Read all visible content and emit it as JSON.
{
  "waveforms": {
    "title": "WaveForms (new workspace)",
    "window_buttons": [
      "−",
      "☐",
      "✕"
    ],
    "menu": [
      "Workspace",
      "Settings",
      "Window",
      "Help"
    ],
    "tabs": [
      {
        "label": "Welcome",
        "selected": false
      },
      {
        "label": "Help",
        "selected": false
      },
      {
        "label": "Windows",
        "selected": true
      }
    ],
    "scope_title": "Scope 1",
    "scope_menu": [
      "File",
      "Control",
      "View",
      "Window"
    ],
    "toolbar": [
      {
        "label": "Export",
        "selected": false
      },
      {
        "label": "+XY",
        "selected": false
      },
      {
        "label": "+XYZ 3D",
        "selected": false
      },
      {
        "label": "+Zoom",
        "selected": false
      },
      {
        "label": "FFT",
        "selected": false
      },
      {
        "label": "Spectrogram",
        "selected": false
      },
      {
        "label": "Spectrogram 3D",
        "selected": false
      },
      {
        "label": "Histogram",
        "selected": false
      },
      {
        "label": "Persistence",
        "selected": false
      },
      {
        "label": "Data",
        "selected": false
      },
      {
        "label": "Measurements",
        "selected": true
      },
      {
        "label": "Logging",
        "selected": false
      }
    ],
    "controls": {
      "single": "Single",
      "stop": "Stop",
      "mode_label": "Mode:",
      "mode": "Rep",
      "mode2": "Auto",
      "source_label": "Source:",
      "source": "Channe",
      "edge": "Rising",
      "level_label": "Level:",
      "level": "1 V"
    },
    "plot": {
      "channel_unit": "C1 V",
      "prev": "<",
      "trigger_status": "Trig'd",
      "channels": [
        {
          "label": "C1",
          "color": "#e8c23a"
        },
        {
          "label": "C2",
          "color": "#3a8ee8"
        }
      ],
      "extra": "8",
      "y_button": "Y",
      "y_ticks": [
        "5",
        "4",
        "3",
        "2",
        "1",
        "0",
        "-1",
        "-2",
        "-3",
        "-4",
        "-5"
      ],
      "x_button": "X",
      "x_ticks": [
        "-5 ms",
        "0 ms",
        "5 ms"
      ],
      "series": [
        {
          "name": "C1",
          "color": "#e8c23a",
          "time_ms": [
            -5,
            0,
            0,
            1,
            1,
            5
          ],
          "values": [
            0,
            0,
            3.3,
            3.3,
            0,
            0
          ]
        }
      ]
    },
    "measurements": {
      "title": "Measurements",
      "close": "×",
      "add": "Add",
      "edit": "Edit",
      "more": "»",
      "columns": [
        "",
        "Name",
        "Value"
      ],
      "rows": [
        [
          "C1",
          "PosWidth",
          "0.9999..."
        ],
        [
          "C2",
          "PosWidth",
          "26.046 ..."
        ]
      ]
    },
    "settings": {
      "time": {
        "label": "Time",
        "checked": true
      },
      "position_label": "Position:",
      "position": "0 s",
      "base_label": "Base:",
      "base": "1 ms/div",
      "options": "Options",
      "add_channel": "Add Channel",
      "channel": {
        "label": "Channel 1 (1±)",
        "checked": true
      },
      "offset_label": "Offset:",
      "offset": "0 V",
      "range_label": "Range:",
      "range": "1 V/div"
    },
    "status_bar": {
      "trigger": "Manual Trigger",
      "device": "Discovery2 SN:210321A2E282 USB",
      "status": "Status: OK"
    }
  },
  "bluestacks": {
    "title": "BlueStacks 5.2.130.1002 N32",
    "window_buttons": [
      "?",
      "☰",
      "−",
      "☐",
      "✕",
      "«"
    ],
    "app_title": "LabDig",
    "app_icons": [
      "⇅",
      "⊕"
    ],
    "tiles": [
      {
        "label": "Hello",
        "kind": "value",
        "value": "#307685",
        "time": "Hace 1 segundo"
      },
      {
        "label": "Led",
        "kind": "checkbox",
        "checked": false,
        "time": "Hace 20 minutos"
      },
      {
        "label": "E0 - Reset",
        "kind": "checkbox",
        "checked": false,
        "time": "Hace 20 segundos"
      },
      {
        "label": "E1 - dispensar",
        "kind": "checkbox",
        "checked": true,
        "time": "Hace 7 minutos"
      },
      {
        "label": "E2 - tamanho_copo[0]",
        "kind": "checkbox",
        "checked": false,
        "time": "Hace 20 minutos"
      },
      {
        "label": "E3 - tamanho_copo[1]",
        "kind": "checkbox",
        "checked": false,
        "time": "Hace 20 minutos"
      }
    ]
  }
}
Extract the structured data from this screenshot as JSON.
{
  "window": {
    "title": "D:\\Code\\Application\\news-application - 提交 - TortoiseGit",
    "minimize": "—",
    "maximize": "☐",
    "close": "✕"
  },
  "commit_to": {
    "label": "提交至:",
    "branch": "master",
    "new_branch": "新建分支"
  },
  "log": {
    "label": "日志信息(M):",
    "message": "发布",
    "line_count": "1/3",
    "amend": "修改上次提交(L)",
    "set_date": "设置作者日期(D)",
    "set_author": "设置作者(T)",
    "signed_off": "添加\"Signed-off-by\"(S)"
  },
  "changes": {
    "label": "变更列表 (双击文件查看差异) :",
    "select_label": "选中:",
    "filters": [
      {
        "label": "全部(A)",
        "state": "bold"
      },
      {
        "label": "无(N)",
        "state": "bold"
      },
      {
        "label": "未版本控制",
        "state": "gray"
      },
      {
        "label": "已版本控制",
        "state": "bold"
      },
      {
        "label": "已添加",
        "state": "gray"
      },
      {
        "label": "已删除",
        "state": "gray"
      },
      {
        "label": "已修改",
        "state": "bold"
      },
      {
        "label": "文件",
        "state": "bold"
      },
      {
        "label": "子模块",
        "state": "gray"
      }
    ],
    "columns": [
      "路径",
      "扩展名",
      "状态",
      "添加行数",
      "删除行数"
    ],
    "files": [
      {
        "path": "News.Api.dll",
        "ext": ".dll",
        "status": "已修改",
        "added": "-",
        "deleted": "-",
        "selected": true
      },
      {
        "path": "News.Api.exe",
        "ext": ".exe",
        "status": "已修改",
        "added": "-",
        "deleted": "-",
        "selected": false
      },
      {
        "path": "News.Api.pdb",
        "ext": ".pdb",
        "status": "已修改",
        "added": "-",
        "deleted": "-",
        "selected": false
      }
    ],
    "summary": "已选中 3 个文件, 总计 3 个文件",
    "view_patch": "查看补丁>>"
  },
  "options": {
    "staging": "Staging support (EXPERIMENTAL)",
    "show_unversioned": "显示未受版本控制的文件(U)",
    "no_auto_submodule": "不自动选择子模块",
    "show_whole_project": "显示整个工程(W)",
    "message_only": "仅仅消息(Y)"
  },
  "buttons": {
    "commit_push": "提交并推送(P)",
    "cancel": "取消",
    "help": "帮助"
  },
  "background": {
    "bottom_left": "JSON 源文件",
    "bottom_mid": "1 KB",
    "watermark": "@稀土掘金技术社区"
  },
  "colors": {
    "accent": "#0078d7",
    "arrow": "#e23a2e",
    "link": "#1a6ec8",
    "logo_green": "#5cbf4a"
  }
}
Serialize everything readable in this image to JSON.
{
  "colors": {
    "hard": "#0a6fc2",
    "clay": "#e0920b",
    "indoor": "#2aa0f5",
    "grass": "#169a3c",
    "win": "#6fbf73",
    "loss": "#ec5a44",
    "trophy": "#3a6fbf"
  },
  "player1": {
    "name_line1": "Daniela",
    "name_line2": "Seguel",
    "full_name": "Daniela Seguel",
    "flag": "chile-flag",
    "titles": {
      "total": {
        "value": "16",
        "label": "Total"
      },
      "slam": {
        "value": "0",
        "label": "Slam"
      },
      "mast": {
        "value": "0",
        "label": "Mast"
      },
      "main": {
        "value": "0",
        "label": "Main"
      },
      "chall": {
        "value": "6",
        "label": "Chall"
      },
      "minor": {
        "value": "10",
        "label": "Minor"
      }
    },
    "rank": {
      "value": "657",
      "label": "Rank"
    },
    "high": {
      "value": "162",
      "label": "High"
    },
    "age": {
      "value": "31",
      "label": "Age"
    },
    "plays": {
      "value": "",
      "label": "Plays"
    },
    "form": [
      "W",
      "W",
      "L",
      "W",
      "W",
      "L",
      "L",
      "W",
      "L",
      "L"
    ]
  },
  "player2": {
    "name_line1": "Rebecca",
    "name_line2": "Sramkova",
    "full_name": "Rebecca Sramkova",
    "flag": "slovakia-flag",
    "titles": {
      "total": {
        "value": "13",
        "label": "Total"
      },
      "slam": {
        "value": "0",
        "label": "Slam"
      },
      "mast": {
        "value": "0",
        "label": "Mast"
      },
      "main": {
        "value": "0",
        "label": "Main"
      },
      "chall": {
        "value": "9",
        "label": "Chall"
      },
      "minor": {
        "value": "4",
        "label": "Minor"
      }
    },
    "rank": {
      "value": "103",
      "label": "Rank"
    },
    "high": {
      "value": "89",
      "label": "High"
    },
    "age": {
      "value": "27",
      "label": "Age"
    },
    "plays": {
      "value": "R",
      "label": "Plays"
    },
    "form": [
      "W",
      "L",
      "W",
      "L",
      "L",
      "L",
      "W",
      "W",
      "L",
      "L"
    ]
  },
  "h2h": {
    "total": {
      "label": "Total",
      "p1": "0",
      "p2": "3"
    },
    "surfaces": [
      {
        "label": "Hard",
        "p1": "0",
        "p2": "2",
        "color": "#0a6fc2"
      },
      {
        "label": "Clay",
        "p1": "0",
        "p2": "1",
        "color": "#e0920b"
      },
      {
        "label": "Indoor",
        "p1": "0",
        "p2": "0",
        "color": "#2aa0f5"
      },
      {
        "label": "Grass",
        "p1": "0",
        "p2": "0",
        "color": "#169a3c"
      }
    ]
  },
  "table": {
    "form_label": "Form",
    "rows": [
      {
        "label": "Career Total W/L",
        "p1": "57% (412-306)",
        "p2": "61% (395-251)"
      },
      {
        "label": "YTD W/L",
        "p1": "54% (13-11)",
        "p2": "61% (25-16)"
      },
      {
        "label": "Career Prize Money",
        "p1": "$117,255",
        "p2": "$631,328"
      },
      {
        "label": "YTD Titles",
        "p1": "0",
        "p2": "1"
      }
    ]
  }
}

### Task to complete
Note each line of the entries that has "this" in it, and copy those lines.

### Final result
Extract the structured data from this screenshot as JSON.
Serialize everything readable in this image to JSON.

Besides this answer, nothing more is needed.